Task description: Check every line of the material below for "staff". Give the number of lines that have it, and only that.

Records for this task:
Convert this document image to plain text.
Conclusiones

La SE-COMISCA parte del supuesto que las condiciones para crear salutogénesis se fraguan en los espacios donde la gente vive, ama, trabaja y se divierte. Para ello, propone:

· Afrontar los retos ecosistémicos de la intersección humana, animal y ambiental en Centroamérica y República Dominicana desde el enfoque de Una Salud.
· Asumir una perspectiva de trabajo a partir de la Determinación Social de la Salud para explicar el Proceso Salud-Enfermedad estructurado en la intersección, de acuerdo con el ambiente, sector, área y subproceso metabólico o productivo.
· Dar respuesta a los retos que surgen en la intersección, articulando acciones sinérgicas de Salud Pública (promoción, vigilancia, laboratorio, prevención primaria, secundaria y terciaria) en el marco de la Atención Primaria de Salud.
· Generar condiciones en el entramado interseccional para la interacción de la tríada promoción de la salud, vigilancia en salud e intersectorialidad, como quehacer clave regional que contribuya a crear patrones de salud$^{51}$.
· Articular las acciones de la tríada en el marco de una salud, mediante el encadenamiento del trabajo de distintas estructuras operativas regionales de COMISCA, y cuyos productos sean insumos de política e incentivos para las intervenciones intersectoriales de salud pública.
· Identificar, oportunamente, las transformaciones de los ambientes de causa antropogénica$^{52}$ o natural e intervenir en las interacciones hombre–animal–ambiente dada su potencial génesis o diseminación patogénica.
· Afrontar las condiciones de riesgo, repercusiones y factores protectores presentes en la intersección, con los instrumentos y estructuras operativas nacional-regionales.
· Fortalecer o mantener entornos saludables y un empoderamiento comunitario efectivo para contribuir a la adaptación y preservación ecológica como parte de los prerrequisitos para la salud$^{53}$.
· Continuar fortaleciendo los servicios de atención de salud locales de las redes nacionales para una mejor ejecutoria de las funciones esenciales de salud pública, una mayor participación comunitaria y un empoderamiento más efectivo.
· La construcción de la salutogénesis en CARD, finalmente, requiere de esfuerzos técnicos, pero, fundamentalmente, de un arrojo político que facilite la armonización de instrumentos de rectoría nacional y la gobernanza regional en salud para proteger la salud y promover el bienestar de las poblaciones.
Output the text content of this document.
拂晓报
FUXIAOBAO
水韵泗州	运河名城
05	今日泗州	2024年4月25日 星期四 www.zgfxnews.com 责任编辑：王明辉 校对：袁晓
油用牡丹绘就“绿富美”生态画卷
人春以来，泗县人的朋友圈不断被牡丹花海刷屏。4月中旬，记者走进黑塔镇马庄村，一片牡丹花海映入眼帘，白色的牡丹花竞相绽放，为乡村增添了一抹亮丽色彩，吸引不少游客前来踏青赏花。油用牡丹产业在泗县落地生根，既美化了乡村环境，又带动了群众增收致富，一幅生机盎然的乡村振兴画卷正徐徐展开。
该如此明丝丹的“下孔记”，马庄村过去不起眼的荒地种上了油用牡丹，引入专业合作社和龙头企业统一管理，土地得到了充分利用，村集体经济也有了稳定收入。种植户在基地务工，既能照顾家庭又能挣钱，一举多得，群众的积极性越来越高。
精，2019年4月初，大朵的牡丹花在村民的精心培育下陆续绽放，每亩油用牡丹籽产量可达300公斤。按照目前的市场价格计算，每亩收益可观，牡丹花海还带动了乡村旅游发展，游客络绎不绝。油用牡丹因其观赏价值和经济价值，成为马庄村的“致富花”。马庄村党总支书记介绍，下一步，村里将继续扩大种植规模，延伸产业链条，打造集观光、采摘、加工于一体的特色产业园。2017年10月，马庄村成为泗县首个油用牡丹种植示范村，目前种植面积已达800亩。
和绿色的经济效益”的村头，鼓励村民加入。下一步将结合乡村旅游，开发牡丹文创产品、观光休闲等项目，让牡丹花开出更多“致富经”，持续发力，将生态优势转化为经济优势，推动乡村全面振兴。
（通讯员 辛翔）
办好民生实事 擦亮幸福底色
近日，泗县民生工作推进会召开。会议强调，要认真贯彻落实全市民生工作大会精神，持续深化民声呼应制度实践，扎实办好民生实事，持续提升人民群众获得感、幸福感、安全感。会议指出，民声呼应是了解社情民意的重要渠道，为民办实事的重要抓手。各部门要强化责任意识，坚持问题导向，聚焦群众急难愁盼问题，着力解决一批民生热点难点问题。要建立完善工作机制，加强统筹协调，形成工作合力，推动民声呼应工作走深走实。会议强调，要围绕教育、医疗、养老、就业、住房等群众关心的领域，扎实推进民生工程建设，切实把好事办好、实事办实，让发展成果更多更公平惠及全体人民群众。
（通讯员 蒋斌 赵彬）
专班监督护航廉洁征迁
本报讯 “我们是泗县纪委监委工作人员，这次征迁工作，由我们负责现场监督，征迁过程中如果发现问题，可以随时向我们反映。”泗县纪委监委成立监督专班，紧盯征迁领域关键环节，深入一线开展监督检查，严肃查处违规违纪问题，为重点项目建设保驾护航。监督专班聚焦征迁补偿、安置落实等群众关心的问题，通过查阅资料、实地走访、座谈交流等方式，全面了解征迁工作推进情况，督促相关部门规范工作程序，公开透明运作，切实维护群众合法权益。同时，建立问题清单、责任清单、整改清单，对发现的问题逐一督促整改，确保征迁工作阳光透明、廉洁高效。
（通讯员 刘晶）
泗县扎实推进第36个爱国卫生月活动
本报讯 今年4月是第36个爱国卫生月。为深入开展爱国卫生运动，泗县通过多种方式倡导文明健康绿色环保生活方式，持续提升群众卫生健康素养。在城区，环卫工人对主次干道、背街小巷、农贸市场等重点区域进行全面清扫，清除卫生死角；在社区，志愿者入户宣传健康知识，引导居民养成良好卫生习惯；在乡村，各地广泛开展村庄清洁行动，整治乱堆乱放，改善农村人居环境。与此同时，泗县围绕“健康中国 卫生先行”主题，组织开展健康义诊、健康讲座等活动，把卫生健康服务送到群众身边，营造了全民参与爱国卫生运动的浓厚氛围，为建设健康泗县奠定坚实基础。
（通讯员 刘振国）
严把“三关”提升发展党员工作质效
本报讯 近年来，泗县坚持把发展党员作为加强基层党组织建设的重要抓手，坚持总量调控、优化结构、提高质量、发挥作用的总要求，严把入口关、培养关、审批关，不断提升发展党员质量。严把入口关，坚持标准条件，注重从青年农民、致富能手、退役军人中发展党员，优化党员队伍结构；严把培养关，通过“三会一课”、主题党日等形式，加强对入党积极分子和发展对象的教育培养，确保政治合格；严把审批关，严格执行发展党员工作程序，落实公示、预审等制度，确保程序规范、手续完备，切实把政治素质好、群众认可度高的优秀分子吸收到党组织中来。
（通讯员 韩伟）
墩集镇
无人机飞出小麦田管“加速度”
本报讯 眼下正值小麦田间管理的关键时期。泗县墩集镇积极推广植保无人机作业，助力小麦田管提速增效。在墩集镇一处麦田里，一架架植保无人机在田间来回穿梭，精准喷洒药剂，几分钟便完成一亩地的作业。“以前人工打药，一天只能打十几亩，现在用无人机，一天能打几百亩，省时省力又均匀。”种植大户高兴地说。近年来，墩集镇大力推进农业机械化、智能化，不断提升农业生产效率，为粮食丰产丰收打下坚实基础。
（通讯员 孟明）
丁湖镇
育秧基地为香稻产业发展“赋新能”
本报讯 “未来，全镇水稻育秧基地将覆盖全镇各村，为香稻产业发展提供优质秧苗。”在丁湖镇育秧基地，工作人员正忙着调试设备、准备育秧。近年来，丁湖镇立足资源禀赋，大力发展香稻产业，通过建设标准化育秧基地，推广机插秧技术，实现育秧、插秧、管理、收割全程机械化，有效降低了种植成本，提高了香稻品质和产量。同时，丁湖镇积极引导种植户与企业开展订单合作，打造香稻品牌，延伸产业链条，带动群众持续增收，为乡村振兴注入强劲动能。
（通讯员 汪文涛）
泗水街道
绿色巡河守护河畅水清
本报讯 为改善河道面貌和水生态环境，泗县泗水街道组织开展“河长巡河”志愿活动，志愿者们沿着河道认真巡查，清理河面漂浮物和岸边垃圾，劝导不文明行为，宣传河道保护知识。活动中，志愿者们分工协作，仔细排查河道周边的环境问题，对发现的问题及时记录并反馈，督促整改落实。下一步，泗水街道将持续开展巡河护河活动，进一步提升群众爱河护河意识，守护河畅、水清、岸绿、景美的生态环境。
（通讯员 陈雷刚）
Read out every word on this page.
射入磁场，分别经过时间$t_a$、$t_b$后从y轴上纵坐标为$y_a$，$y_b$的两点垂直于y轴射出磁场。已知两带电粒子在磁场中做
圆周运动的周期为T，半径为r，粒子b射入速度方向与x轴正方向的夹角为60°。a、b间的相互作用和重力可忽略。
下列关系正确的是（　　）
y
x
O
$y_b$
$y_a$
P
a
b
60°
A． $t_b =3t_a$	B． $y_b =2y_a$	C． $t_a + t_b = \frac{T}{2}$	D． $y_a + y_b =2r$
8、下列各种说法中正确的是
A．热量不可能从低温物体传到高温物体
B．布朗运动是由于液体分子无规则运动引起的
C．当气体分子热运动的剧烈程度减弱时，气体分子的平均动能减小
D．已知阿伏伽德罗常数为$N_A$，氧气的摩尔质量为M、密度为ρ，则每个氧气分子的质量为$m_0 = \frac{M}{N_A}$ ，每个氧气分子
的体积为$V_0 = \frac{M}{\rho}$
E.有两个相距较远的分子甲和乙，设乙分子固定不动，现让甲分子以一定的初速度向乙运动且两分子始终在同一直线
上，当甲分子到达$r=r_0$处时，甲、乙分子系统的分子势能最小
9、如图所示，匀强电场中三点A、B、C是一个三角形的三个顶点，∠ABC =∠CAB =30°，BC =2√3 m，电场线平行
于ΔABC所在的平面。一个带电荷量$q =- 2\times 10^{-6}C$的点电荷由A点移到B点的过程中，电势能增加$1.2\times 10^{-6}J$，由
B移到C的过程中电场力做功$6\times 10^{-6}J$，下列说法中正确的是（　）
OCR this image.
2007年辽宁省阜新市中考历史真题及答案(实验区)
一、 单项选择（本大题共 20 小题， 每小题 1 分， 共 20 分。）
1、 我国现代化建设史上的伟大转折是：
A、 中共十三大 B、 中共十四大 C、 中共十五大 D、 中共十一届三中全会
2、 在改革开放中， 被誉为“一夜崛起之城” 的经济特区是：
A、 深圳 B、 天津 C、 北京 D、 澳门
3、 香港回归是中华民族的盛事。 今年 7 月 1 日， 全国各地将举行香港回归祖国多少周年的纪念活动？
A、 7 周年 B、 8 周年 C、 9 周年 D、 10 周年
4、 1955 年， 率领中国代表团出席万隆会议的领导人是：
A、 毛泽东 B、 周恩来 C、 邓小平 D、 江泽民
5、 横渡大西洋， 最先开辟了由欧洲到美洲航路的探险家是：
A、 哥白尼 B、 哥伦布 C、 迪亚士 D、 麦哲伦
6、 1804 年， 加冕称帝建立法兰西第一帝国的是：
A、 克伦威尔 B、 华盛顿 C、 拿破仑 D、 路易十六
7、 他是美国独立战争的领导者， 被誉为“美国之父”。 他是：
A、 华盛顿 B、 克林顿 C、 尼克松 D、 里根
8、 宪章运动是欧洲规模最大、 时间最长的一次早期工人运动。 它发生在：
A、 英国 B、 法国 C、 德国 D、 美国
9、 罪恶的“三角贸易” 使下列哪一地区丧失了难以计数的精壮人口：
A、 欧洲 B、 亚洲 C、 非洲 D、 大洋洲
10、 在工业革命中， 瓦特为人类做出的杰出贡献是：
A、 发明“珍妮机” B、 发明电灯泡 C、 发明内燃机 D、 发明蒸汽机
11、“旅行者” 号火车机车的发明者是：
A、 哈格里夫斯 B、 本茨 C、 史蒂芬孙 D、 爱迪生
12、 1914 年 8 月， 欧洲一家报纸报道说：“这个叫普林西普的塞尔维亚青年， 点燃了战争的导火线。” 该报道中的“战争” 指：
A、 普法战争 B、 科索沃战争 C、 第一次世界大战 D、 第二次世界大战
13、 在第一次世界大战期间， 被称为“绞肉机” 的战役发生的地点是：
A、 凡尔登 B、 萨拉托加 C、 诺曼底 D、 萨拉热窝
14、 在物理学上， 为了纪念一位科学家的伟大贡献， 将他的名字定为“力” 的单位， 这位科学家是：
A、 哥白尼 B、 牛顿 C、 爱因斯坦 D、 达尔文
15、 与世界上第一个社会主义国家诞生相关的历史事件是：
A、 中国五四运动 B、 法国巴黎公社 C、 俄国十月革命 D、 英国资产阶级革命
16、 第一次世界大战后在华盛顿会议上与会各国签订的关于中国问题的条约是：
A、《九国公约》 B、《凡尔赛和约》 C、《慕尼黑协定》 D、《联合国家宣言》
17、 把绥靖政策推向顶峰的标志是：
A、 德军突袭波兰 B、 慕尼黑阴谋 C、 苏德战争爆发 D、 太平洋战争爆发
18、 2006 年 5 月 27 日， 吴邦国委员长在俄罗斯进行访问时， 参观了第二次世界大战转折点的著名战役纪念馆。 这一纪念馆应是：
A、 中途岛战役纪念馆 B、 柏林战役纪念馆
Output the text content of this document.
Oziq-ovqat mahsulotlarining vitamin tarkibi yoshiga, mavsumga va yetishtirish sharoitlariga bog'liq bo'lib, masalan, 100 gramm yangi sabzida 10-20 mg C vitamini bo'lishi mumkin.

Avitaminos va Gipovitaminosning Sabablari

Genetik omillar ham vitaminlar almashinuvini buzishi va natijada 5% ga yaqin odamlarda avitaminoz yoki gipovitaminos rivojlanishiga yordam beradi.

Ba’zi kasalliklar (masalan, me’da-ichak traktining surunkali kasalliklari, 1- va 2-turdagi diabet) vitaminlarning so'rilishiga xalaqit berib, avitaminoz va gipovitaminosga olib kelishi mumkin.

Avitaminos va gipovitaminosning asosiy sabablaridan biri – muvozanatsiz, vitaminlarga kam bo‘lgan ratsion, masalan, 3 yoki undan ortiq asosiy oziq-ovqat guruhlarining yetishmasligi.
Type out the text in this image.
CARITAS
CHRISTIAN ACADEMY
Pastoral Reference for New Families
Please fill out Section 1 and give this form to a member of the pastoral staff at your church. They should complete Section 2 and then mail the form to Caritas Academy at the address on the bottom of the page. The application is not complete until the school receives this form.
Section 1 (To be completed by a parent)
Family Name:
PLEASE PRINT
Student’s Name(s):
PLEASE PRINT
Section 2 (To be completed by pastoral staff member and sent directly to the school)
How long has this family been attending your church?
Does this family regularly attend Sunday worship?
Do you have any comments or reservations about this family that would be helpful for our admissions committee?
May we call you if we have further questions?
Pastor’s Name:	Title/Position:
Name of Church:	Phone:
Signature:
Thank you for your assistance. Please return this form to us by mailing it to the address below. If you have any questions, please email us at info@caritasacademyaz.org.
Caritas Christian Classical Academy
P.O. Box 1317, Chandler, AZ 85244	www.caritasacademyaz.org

Exercise output: 2